What you need to do: How many of the lines that follow contain the word "them"? Give only the number.

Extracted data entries
◇ ◇ ◇ ◇

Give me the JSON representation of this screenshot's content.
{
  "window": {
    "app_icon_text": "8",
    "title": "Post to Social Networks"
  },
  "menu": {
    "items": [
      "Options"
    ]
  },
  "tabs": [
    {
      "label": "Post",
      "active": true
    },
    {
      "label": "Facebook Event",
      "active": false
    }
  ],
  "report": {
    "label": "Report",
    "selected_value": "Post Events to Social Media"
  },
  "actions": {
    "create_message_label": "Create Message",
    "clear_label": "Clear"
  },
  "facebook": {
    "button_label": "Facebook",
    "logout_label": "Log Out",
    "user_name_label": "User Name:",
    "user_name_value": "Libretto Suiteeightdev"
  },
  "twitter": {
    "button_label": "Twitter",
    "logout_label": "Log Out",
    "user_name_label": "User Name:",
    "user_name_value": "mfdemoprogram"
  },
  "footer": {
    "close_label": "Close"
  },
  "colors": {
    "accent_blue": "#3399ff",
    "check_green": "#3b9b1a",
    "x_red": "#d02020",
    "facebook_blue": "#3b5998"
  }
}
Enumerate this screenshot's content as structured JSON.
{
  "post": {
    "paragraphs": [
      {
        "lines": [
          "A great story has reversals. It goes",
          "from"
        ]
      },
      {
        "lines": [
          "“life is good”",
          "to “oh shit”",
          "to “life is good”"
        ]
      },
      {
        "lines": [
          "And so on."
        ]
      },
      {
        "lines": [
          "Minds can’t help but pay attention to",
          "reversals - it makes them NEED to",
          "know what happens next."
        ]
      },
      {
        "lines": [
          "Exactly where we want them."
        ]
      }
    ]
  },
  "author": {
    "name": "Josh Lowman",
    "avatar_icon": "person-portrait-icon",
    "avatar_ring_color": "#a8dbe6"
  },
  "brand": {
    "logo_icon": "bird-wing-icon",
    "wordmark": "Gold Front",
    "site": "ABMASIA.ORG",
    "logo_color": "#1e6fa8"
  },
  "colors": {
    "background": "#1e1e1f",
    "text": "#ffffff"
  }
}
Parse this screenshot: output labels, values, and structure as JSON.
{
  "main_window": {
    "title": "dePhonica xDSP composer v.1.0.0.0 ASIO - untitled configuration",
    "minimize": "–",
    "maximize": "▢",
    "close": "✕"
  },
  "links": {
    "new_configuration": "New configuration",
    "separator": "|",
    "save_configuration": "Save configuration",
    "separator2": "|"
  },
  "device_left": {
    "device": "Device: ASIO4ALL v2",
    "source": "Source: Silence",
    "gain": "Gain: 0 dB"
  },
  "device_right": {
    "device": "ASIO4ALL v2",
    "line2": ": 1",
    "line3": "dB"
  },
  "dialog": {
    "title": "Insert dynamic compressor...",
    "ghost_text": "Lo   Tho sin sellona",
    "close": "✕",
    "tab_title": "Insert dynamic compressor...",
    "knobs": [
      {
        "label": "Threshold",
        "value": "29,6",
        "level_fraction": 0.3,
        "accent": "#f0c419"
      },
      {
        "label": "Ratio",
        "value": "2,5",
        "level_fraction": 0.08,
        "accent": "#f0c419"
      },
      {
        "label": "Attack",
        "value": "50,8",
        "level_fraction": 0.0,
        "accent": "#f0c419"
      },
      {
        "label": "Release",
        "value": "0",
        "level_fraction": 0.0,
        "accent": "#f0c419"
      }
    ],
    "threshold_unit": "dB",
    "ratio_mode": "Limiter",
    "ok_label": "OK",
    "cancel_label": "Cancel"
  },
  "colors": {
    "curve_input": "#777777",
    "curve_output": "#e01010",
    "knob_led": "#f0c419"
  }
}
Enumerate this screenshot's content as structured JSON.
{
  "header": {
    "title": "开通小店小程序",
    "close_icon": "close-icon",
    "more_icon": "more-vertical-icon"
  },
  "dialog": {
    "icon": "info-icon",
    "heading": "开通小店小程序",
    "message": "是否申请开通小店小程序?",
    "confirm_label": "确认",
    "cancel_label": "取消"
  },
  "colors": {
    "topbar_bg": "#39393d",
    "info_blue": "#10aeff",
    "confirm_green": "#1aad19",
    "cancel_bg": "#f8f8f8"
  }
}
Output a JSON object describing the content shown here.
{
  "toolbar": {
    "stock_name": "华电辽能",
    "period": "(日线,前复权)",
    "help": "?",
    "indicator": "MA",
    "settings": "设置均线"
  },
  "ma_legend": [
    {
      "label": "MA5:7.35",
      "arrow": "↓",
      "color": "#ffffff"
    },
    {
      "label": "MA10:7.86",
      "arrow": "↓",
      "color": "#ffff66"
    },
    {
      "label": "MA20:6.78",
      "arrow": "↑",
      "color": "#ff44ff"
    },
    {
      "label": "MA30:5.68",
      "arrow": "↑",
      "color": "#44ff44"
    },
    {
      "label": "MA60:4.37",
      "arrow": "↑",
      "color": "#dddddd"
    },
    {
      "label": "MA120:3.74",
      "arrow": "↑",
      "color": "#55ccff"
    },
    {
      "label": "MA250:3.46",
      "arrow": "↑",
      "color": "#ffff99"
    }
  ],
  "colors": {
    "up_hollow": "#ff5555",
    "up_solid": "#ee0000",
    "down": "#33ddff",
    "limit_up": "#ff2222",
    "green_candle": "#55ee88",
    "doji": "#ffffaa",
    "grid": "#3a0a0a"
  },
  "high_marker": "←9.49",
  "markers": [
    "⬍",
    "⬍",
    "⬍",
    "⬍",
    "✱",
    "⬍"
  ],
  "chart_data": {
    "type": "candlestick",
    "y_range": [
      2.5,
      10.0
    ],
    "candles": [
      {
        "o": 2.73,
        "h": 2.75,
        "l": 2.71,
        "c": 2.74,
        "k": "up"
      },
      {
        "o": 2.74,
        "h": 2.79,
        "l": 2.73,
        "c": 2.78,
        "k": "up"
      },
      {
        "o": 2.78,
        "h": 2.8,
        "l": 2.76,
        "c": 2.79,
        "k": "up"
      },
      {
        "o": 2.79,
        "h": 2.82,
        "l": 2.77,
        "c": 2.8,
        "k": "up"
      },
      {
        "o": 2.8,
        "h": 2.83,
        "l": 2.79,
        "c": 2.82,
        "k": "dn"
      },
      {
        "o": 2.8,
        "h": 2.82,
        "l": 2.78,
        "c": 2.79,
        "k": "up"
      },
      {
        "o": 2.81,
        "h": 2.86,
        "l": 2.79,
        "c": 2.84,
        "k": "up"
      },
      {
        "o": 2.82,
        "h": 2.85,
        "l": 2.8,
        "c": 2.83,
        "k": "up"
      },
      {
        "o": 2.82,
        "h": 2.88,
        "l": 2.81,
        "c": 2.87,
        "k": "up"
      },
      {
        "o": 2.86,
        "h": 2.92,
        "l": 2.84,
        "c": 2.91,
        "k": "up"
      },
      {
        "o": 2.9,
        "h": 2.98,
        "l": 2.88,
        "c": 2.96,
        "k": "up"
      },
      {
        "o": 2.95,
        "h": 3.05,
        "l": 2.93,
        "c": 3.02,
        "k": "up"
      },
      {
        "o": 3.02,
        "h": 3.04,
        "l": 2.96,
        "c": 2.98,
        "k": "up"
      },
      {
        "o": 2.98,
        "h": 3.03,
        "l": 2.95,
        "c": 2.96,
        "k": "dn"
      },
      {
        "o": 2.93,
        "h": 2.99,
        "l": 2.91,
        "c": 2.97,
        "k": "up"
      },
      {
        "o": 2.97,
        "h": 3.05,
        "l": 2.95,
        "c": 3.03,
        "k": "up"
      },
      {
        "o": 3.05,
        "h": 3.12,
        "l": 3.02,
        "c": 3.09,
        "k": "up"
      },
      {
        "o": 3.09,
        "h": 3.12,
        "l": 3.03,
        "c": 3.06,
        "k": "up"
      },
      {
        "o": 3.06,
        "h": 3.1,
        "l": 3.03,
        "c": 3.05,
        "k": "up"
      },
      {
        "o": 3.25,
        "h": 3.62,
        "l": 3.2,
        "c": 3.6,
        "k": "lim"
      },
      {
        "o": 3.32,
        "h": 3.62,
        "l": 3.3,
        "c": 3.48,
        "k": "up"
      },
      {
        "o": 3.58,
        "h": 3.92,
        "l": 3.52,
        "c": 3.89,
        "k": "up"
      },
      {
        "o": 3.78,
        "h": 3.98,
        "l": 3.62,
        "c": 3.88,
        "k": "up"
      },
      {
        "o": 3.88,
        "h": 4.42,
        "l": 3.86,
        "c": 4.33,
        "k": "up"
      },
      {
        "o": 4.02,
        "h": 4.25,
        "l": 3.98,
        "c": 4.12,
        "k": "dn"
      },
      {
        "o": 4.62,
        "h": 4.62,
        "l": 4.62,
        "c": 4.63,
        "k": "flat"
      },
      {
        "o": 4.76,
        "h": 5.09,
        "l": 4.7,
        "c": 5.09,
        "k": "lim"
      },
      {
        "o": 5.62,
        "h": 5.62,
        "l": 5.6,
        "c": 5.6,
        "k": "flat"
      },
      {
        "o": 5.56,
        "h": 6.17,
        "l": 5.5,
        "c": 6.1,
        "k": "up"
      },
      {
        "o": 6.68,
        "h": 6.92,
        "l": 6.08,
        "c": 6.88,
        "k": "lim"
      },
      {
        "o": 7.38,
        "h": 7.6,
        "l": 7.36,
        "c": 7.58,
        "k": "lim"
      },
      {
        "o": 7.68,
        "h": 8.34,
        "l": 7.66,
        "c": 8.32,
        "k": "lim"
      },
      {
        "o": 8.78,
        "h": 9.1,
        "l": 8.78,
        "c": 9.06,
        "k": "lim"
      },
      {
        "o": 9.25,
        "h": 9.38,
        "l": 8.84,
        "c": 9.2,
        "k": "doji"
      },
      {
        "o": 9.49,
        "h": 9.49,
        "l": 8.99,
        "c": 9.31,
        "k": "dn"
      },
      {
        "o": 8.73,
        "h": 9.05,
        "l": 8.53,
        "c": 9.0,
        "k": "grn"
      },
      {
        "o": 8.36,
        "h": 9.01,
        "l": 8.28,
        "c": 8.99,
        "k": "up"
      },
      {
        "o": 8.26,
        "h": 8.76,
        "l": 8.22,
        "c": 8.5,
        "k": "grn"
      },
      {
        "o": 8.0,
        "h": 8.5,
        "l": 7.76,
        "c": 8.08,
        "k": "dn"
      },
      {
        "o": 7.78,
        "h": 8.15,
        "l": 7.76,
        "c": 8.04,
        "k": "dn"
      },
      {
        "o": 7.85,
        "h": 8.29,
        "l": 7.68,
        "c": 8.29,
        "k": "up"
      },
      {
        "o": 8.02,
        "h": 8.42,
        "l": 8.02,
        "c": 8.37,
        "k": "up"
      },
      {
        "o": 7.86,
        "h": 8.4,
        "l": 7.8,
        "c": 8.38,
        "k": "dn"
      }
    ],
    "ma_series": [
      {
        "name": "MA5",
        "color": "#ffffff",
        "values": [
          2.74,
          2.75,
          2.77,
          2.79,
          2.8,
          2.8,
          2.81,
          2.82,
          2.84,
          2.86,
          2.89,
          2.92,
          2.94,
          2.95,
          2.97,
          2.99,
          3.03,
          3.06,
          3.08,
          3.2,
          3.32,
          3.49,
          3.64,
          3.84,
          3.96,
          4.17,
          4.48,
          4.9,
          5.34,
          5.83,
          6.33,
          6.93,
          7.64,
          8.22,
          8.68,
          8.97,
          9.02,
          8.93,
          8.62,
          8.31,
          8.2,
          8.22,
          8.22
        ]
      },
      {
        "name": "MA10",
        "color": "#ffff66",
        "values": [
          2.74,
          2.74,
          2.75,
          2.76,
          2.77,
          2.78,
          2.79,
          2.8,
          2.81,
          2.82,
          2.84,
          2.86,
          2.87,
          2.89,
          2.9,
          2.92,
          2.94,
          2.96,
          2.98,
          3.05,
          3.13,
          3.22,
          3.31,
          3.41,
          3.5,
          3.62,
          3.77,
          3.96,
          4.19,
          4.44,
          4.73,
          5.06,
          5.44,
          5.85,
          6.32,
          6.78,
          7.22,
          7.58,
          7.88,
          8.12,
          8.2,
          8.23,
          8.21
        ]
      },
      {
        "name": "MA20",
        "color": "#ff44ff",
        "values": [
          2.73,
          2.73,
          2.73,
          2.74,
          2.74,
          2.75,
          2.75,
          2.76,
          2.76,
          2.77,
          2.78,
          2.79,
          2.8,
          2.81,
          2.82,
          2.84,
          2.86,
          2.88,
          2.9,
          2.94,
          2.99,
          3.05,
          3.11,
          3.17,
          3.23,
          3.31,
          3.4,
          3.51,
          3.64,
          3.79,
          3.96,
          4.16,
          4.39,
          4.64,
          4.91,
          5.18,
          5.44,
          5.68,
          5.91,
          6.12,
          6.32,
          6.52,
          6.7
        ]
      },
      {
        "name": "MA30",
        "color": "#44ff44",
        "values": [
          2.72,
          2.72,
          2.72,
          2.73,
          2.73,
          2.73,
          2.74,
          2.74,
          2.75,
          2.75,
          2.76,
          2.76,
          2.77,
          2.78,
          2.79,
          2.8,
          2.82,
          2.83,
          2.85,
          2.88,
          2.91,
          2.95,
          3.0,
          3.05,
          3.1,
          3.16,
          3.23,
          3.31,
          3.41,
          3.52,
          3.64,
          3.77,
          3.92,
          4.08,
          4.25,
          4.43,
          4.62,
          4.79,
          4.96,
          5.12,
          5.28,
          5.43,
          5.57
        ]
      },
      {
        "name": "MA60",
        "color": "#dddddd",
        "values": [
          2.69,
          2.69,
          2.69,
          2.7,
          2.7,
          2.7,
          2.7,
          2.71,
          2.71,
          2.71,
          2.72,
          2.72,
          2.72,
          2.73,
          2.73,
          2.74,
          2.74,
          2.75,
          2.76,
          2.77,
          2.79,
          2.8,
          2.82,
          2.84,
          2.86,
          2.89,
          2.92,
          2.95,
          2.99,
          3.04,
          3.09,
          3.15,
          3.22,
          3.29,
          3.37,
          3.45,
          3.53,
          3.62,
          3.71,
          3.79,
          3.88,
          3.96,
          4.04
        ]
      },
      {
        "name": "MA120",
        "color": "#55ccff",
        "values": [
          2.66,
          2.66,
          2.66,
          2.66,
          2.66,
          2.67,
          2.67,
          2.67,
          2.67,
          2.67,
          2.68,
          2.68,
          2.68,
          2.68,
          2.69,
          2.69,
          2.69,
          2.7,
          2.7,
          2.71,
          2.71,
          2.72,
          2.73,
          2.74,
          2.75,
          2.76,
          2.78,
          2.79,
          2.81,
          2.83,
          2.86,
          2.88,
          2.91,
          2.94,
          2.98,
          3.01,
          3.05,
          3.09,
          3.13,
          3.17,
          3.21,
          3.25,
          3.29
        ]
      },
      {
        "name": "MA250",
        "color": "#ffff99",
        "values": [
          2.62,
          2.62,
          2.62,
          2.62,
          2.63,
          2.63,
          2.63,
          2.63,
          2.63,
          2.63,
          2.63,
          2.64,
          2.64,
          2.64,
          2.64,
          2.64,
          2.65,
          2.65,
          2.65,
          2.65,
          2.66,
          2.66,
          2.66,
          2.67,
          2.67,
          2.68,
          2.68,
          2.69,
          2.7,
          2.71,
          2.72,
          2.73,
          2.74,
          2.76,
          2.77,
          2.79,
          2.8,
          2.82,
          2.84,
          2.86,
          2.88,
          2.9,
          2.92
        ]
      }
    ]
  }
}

◇ ◇ ◇ ◇

Correct response: 2